• Written exercise:
Copy the records word for word, beginning at the line that contains "- y-tick-label: 2000: [29, 394, 75, 415]" and ending after the line that contains "- bar: [935, 152, 1049, 453]".

• Data in this exercise:
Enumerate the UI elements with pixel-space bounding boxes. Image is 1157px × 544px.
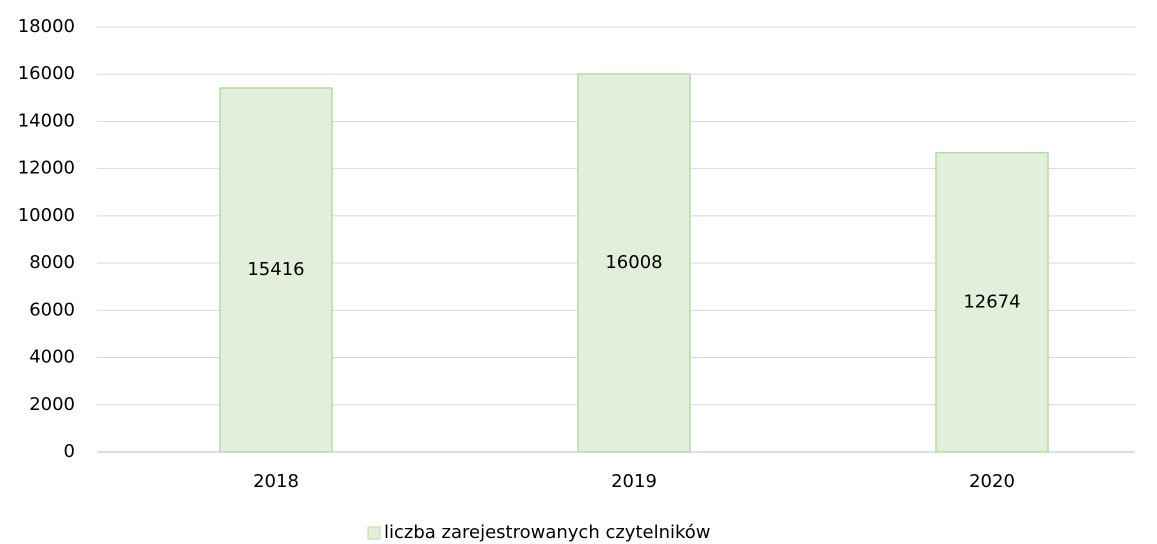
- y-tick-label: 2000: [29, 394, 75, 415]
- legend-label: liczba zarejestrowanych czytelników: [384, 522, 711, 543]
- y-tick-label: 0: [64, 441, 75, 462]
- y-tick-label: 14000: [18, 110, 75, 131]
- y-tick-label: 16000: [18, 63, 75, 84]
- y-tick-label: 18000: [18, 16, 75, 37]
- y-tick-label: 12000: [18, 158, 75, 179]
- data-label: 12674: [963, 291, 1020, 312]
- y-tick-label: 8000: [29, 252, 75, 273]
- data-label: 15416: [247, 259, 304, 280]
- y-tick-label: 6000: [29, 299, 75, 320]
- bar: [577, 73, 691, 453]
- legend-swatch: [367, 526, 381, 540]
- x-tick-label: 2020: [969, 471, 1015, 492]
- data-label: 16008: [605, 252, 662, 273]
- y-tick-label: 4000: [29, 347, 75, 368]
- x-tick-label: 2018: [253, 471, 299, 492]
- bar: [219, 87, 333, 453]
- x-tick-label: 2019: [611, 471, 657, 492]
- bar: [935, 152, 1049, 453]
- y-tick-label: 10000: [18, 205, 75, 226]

--

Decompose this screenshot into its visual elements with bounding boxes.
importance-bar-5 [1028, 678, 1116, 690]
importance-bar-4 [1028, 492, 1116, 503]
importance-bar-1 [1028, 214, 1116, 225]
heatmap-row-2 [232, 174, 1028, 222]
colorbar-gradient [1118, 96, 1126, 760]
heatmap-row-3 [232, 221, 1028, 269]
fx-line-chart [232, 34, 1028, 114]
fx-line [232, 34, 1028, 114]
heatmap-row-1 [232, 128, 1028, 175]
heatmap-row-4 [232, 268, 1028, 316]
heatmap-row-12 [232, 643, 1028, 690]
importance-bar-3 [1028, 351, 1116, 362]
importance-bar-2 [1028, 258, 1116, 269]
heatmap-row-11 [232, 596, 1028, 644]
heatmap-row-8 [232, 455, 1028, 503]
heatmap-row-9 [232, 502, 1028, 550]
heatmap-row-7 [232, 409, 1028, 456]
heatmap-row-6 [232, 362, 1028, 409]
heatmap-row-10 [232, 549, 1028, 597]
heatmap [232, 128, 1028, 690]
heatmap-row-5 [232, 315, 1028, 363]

• Answer in full:
- y-tick-label: 2000: [29, 394, 75, 415]
- legend-label: liczba zarejestrowanych czytelników: [384, 522, 711, 543]
- y-tick-label: 0: [64, 441, 75, 462]
- y-tick-label: 14000: [18, 110, 75, 131]
- y-tick-label: 16000: [18, 63, 75, 84]
- y-tick-label: 18000: [18, 16, 75, 37]
- y-tick-label: 12000: [18, 158, 75, 179]
- data-label: 12674: [963, 291, 1020, 312]
- y-tick-label: 8000: [29, 252, 75, 273]
- data-label: 15416: [247, 259, 304, 280]
- y-tick-label: 6000: [29, 299, 75, 320]
- bar: [577, 73, 691, 453]
- legend-swatch: [367, 526, 381, 540]
- x-tick-label: 2020: [969, 471, 1015, 492]
- data-label: 16008: [605, 252, 662, 273]
- y-tick-label: 4000: [29, 347, 75, 368]
- x-tick-label: 2018: [253, 471, 299, 492]
- bar: [219, 87, 333, 453]
- x-tick-label: 2019: [611, 471, 657, 492]
- bar: [935, 152, 1049, 453]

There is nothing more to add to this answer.